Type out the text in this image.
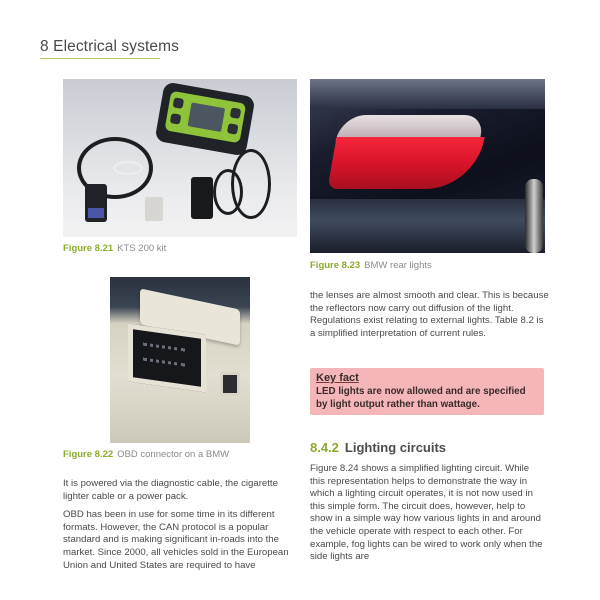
8 Electrical systems
Figure 8.21 KTS 200 kit
Figure 8.23 BMW rear lights
Figure 8.22 OBD connector on a BMW

It is powered via the diagnostic cable, the cigarette lighter cable or a power pack.

OBD has been in use for some time in its different formats. However, the CAN protocol is a popular standard and is making significant in-roads into the market. Since 2000, all vehicles sold in the European Union and United States are required to have

the lenses are almost smooth and clear. This is because the reflectors now carry out diffusion of the light. Regulations exist relating to external lights. Table 8.2 is a simplified interpretation of current rules.

Key fact
LED lights are now allowed and are specified by light output rather than wattage.
8.4.2 Lighting circuits

Figure 8.24 shows a simplified lighting circuit. While this representation helps to demonstrate the way in which a lighting circuit operates, it is not now used in this simple form. The circuit does, however, help to show in a simple way how various lights in and around the vehicle operate with respect to each other. For example, fog lights can be wired to work only when the side lights are
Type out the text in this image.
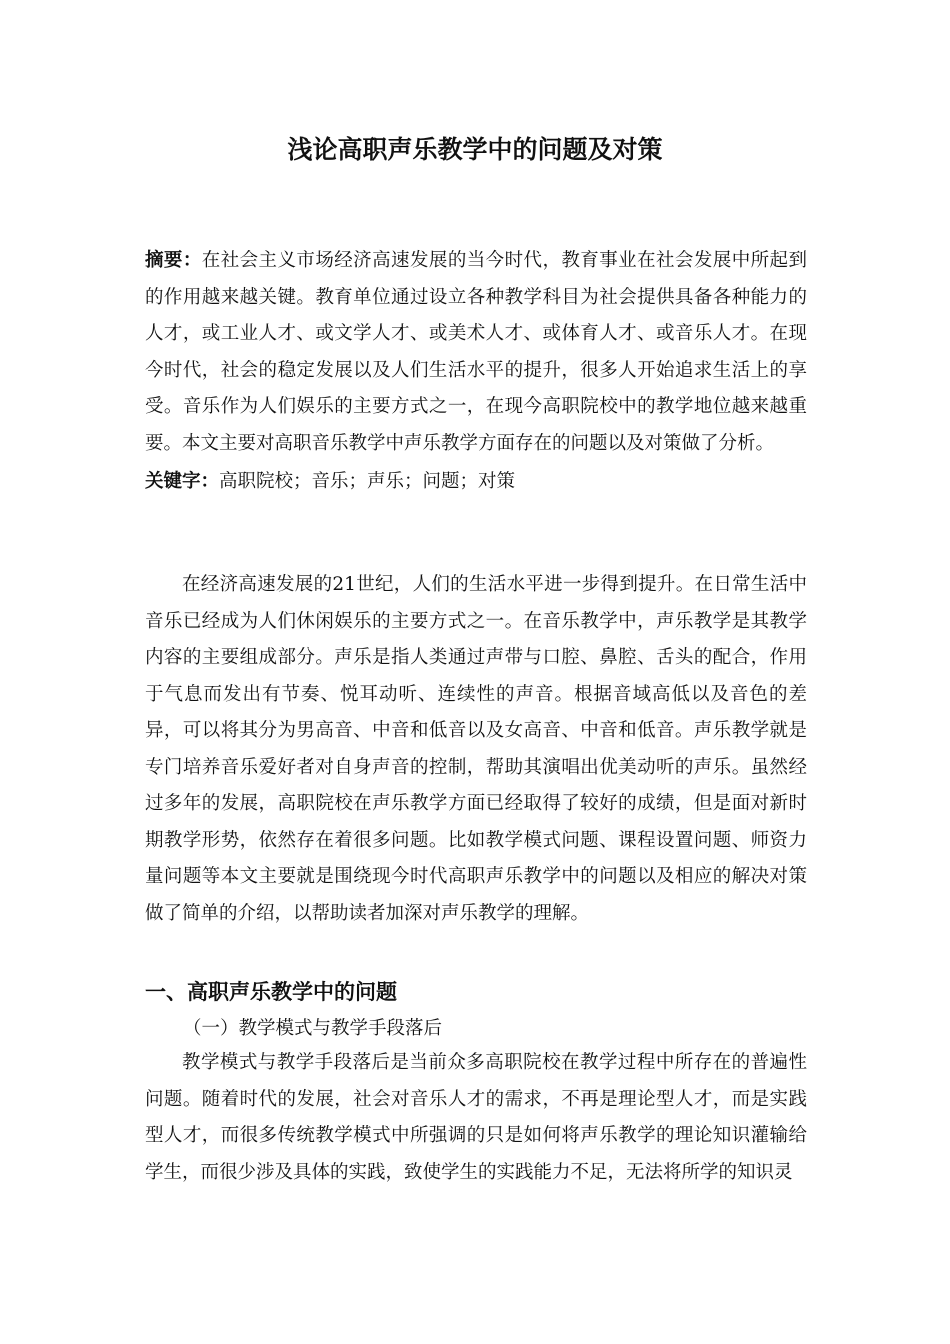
浅论高职声乐教学中的问题及对策
摘要：在社会主义市场经济高速发展的当今时代，教育事业在社会发展中所起到的作用越来越关键。教育单位通过设立各种教学科目为社会提供具备各种能力的人才，或工业人才、或文学人才、或美术人才、或体育人才、或音乐人才。在现今时代，社会的稳定发展以及人们生活水平的提升，很多人开始追求生活上的享受。音乐作为人们娱乐的主要方式之一，在现今高职院校中的教学地位越来越重要。本文主要对高职音乐教学中声乐教学方面存在的问题以及对策做了分析。
关键字：高职院校；音乐；声乐；问题；对策
在经济高速发展的21世纪，人们的生活水平进一步得到提升。在日常生活中音乐已经成为人们休闲娱乐的主要方式之一。在音乐教学中，声乐教学是其教学内容的主要组成部分。声乐是指人类通过声带与口腔、鼻腔、舌头的配合，作用于气息而发出有节奏、悦耳动听、连续性的声音。根据音域高低以及音色的差异，可以将其分为男高音、中音和低音以及女高音、中音和低音。声乐教学就是专门培养音乐爱好者对自身声音的控制，帮助其演唱出优美动听的声乐。虽然经过多年的发展，高职院校在声乐教学方面已经取得了较好的成绩，但是面对新时期教学形势，依然存在着很多问题。比如教学模式问题、课程设置问题、师资力量问题等本文主要就是围绕现今时代高职声乐教学中的问题以及相应的解决对策做了简单的介绍，以帮助读者加深对声乐教学的理解。
一、高职声乐教学中的问题
（一）教学模式与教学手段落后
教学模式与教学手段落后是当前众多高职院校在教学过程中所存在的普遍性问题。随着时代的发展，社会对音乐人才的需求，不再是理论型人才，而是实践型人才，而很多传统教学模式中所强调的只是如何将声乐教学的理论知识灌输给学生，而很少涉及具体的实践，致使学生的实践能力不足，无法将所学的知识灵
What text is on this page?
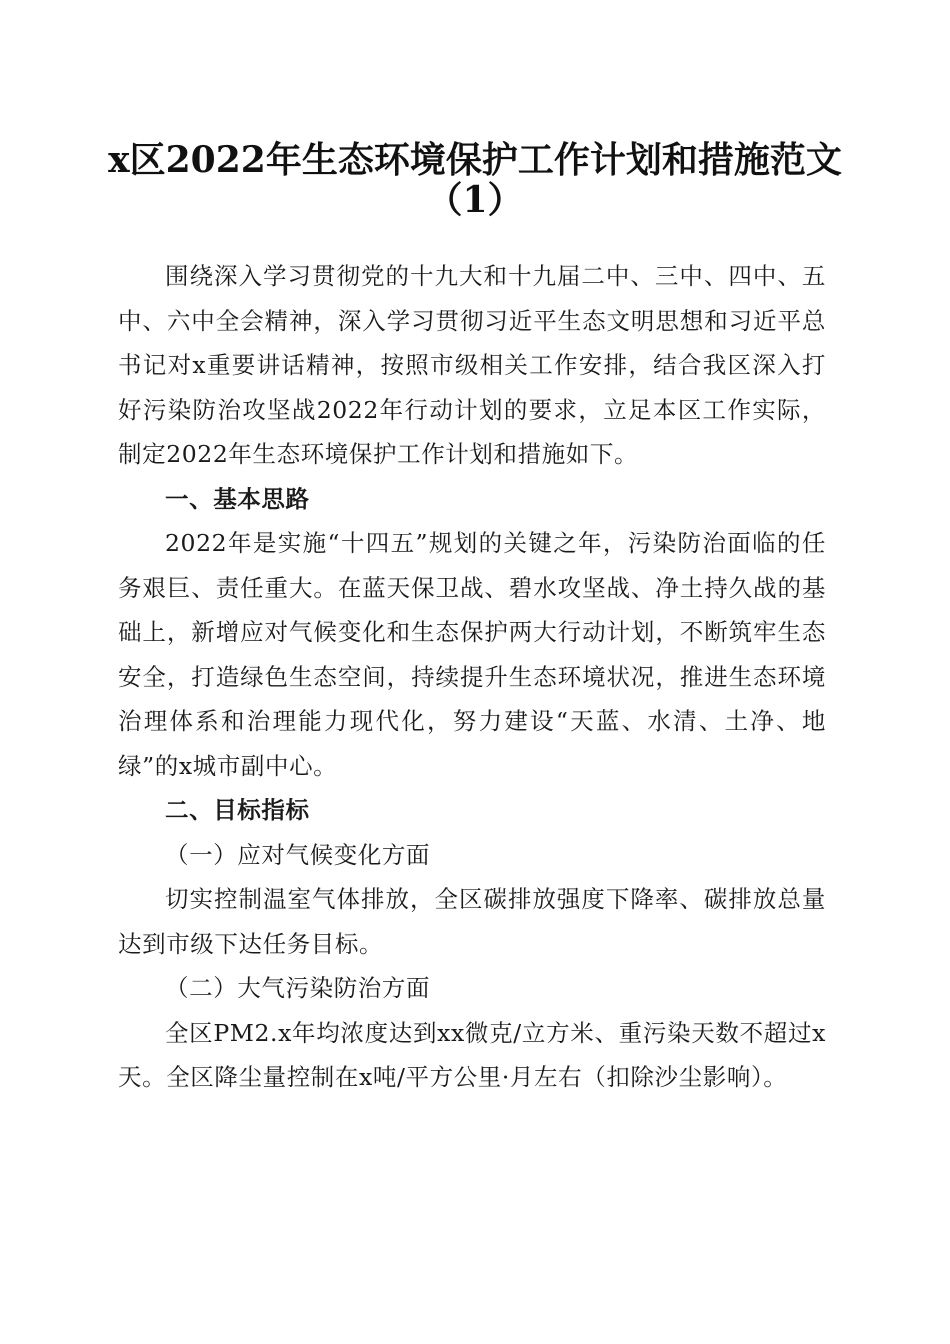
x区2022年生态环境保护工作计划和措施范文
（1）

围绕深入学习贯彻党的十九大和十九届二中、三中、四中、五中、六中全会精神，深入学习贯彻习近平生态文明思想和习近平总书记对x重要讲话精神，按照市级相关工作安排，结合我区深入打好污染防治攻坚战2022年行动计划的要求，立足本区工作实际，制定2022年生态环境保护工作计划和措施如下。

一、基本思路

2022年是实施“十四五”规划的关键之年，污染防治面临的任务艰巨、责任重大。在蓝天保卫战、碧水攻坚战、净土持久战的基础上，新增应对气候变化和生态保护两大行动计划，不断筑牢生态安全，打造绿色生态空间，持续提升生态环境状况，推进生态环境治理体系和治理能力现代化，努力建设“天蓝、水清、土净、地绿”的x城市副中心。

二、目标指标

（一）应对气候变化方面

切实控制温室气体排放，全区碳排放强度下降率、碳排放总量达到市级下达任务目标。

（二）大气污染防治方面

全区PM2.x年均浓度达到xx微克/立方米、重污染天数不超过x天。全区降尘量控制在x吨/平方公里·月左右（扣除沙尘影响）。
===============
Problem to work on: Print the records above exactly as they stand, but leave out the pictures.

Exercise solution:
Type out the text in this image.
8 Electrical systems
Figure 8.21 KTS 200 kit
Figure 8.23 BMW rear lights
Figure 8.22 OBD connector on a BMW

It is powered via the diagnostic cable, the cigarette lighter cable or a power pack.

OBD has been in use for some time in its different formats. However, the CAN protocol is a popular standard and is making significant in-roads into the market. Since 2000, all vehicles sold in the European Union and United States are required to have

the lenses are almost smooth and clear. This is because the reflectors now carry out diffusion of the light. Regulations exist relating to external lights. Table 8.2 is a simplified interpretation of current rules.

Key fact
LED lights are now allowed and are specified by light output rather than wattage.
8.4.2 Lighting circuits

Figure 8.24 shows a simplified lighting circuit. While this representation helps to demonstrate the way in which a lighting circuit operates, it is not now used in this simple form. The circuit does, however, help to show in a simple way how various lights in and around the vehicle operate with respect to each other. For example, fog lights can be wired to work only when the side lights are
Type out the text in this image.
浅论高职声乐教学中的问题及对策
摘要：在社会主义市场经济高速发展的当今时代，教育事业在社会发展中所起到的作用越来越关键。教育单位通过设立各种教学科目为社会提供具备各种能力的人才，或工业人才、或文学人才、或美术人才、或体育人才、或音乐人才。在现今时代，社会的稳定发展以及人们生活水平的提升，很多人开始追求生活上的享受。音乐作为人们娱乐的主要方式之一，在现今高职院校中的教学地位越来越重要。本文主要对高职音乐教学中声乐教学方面存在的问题以及对策做了分析。
关键字：高职院校；音乐；声乐；问题；对策
在经济高速发展的21世纪，人们的生活水平进一步得到提升。在日常生活中音乐已经成为人们休闲娱乐的主要方式之一。在音乐教学中，声乐教学是其教学内容的主要组成部分。声乐是指人类通过声带与口腔、鼻腔、舌头的配合，作用于气息而发出有节奏、悦耳动听、连续性的声音。根据音域高低以及音色的差异，可以将其分为男高音、中音和低音以及女高音、中音和低音。声乐教学就是专门培养音乐爱好者对自身声音的控制，帮助其演唱出优美动听的声乐。虽然经过多年的发展，高职院校在声乐教学方面已经取得了较好的成绩，但是面对新时期教学形势，依然存在着很多问题。比如教学模式问题、课程设置问题、师资力量问题等本文主要就是围绕现今时代高职声乐教学中的问题以及相应的解决对策做了简单的介绍，以帮助读者加深对声乐教学的理解。
一、高职声乐教学中的问题
（一）教学模式与教学手段落后
教学模式与教学手段落后是当前众多高职院校在教学过程中所存在的普遍性问题。随着时代的发展，社会对音乐人才的需求，不再是理论型人才，而是实践型人才，而很多传统教学模式中所强调的只是如何将声乐教学的理论知识灌输给学生，而很少涉及具体的实践，致使学生的实践能力不足，无法将所学的知识灵
What text is on this page?
x区2022年生态环境保护工作计划和措施范文
（1）

围绕深入学习贯彻党的十九大和十九届二中、三中、四中、五中、六中全会精神，深入学习贯彻习近平生态文明思想和习近平总书记对x重要讲话精神，按照市级相关工作安排，结合我区深入打好污染防治攻坚战2022年行动计划的要求，立足本区工作实际，制定2022年生态环境保护工作计划和措施如下。

一、基本思路

2022年是实施“十四五”规划的关键之年，污染防治面临的任务艰巨、责任重大。在蓝天保卫战、碧水攻坚战、净土持久战的基础上，新增应对气候变化和生态保护两大行动计划，不断筑牢生态安全，打造绿色生态空间，持续提升生态环境状况，推进生态环境治理体系和治理能力现代化，努力建设“天蓝、水清、土净、地绿”的x城市副中心。

二、目标指标

（一）应对气候变化方面

切实控制温室气体排放，全区碳排放强度下降率、碳排放总量达到市级下达任务目标。

（二）大气污染防治方面

全区PM2.x年均浓度达到xx微克/立方米、重污染天数不超过x天。全区降尘量控制在x吨/平方公里·月左右（扣除沙尘影响）。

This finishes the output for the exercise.